● **The problem**
Every line below is to be quoted exactly, with nothing added or dropped.

Begin Material for this task

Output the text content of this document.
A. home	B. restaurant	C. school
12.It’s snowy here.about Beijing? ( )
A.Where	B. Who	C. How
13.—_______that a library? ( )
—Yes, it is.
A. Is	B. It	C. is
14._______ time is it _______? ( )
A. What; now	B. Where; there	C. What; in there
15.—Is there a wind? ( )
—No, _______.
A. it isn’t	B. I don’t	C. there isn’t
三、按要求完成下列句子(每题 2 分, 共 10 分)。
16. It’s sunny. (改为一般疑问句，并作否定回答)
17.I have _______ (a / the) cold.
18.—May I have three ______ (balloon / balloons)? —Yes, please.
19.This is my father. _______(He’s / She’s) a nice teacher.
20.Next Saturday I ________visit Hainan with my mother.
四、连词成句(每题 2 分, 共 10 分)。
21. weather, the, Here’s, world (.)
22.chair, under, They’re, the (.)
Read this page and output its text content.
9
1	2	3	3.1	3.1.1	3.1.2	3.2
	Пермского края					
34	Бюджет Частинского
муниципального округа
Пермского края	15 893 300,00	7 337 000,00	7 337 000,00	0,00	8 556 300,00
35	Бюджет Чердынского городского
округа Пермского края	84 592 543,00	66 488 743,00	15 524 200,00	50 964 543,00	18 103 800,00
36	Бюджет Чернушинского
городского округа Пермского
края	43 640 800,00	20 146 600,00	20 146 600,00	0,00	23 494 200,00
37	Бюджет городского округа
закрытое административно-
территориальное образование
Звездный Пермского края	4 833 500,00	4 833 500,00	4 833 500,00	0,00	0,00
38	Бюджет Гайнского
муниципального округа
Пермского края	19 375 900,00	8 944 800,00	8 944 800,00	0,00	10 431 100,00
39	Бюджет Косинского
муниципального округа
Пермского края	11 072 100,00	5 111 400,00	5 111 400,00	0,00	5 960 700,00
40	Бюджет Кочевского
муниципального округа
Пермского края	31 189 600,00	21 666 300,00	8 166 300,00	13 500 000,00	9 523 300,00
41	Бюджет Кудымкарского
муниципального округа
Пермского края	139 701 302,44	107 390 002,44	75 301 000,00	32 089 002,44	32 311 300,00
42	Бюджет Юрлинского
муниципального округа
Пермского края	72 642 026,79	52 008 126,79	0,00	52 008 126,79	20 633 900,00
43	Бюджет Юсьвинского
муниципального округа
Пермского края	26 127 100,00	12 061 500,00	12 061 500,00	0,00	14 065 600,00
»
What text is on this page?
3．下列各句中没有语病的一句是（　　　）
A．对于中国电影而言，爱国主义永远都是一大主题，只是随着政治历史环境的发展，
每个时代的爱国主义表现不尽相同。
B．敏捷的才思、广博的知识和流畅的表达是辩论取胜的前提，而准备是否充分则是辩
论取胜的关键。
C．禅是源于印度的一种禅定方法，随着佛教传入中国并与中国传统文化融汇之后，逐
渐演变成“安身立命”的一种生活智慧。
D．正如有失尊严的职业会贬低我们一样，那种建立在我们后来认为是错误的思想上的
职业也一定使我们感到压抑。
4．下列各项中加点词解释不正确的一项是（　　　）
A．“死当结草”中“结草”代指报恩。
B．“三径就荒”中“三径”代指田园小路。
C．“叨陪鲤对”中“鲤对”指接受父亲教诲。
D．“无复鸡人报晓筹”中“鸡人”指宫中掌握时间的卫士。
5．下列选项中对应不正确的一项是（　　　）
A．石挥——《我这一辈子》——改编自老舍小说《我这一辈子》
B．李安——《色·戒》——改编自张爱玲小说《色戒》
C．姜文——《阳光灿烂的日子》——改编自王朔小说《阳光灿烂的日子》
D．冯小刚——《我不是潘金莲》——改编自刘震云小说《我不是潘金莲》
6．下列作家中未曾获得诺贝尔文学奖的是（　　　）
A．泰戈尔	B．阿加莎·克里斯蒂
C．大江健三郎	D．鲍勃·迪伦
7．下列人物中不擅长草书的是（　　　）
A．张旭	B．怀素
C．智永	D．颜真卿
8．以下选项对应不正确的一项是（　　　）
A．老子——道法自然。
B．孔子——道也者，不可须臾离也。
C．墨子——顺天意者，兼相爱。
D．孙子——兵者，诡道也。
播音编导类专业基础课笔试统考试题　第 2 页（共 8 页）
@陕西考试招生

End Material for this task

● **The reply**
Output the text content of this document.
A. home	B. restaurant	C. school
12.It’s snowy here.about Beijing? ( )
A.Where	B. Who	C. How
13.—_______that a library? ( )
—Yes, it is.
A. Is	B. It	C. is
14._______ time is it _______? ( )
A. What; now	B. Where; there	C. What; in there
15.—Is there a wind? ( )
—No, _______.
A. it isn’t	B. I don’t	C. there isn’t
三、按要求完成下列句子(每题 2 分, 共 10 分)。
16. It’s sunny. (改为一般疑问句，并作否定回答)
17.I have _______ (a / the) cold.
18.—May I have three ______ (balloon / balloons)? —Yes, please.
19.This is my father. _______(He’s / She’s) a nice teacher.
20.Next Saturday I ________visit Hainan with my mother.
四、连词成句(每题 2 分, 共 10 分)。
21. weather, the, Here’s, world (.)
22.chair, under, They’re, the (.)
Read this page and output its text content.
9
1	2	3	3.1	3.1.1	3.1.2	3.2
	Пермского края					
34	Бюджет Частинского
муниципального округа
Пермского края	15 893 300,00	7 337 000,00	7 337 000,00	0,00	8 556 300,00
35	Бюджет Чердынского городского
округа Пермского края	84 592 543,00	66 488 743,00	15 524 200,00	50 964 543,00	18 103 800,00
36	Бюджет Чернушинского
городского округа Пермского
края	43 640 800,00	20 146 600,00	20 146 600,00	0,00	23 494 200,00
37	Бюджет городского округа
закрытое административно-
территориальное образование
Звездный Пермского края	4 833 500,00	4 833 500,00	4 833 500,00	0,00	0,00
38	Бюджет Гайнского
муниципального округа
Пермского края	19 375 900,00	8 944 800,00	8 944 800,00	0,00	10 431 100,00
39	Бюджет Косинского
муниципального округа
Пермского края	11 072 100,00	5 111 400,00	5 111 400,00	0,00	5 960 700,00
40	Бюджет Кочевского
муниципального округа
Пермского края	31 189 600,00	21 666 300,00	8 166 300,00	13 500 000,00	9 523 300,00
41	Бюджет Кудымкарского
муниципального округа
Пермского края	139 701 302,44	107 390 002,44	75 301 000,00	32 089 002,44	32 311 300,00
42	Бюджет Юрлинского
муниципального округа
Пермского края	72 642 026,79	52 008 126,79	0,00	52 008 126,79	20 633 900,00
43	Бюджет Юсьвинского
муниципального округа
Пермского края	26 127 100,00	12 061 500,00	12 061 500,00	0,00	14 065 600,00
»
What text is on this page?
3．下列各句中没有语病的一句是（　　　）
A．对于中国电影而言，爱国主义永远都是一大主题，只是随着政治历史环境的发展，
每个时代的爱国主义表现不尽相同。
B．敏捷的才思、广博的知识和流畅的表达是辩论取胜的前提，而准备是否充分则是辩
论取胜的关键。
C．禅是源于印度的一种禅定方法，随着佛教传入中国并与中国传统文化融汇之后，逐
渐演变成“安身立命”的一种生活智慧。
D．正如有失尊严的职业会贬低我们一样，那种建立在我们后来认为是错误的思想上的
职业也一定使我们感到压抑。
4．下列各项中加点词解释不正确的一项是（　　　）
A．“死当结草”中“结草”代指报恩。
B．“三径就荒”中“三径”代指田园小路。
C．“叨陪鲤对”中“鲤对”指接受父亲教诲。
D．“无复鸡人报晓筹”中“鸡人”指宫中掌握时间的卫士。
5．下列选项中对应不正确的一项是（　　　）
A．石挥——《我这一辈子》——改编自老舍小说《我这一辈子》
B．李安——《色·戒》——改编自张爱玲小说《色戒》
C．姜文——《阳光灿烂的日子》——改编自王朔小说《阳光灿烂的日子》
D．冯小刚——《我不是潘金莲》——改编自刘震云小说《我不是潘金莲》
6．下列作家中未曾获得诺贝尔文学奖的是（　　　）
A．泰戈尔	B．阿加莎·克里斯蒂
C．大江健三郎	D．鲍勃·迪伦
7．下列人物中不擅长草书的是（　　　）
A．张旭	B．怀素
C．智永	D．颜真卿
8．以下选项对应不正确的一项是（　　　）
A．老子——道法自然。
B．孔子——道也者，不可须臾离也。
C．墨子——顺天意者，兼相爱。
D．孙子——兵者，诡道也。
播音编导类专业基础课笔试统考试题　第 2 页（共 8 页）
@陕西考试招生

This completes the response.